◆ Data extract:

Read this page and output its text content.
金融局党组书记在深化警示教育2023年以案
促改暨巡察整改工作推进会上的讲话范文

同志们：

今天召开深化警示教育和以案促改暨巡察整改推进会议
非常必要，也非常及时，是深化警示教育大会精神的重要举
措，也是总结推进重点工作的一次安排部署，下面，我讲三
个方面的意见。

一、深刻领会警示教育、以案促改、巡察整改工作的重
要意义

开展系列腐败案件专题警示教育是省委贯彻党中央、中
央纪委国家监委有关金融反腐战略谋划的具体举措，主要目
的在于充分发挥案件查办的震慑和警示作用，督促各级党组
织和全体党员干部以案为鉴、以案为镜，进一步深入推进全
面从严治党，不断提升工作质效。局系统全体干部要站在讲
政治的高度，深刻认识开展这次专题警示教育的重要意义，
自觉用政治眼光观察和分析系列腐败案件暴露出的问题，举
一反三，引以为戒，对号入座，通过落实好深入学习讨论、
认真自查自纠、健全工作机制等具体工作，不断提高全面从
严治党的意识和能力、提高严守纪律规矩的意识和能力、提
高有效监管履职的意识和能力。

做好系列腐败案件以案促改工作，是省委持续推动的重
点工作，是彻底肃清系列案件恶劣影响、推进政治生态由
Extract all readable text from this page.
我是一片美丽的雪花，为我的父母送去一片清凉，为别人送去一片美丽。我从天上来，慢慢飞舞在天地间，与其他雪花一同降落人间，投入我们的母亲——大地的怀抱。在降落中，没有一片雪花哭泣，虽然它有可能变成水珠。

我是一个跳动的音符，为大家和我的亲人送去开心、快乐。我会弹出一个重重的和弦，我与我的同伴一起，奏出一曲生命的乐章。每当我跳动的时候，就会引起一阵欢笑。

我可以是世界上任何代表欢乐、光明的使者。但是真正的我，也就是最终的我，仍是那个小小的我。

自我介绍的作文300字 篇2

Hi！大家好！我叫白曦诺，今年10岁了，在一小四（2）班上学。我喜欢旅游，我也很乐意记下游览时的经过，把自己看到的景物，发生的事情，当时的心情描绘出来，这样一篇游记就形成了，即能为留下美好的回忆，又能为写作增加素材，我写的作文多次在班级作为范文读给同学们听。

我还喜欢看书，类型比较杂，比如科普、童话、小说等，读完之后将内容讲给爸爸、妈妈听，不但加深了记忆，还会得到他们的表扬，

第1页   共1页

◆ What to do: In the records above, tally the lines where the word "this" appears, and give the number and nothing else.

◆ Exercise solution: 2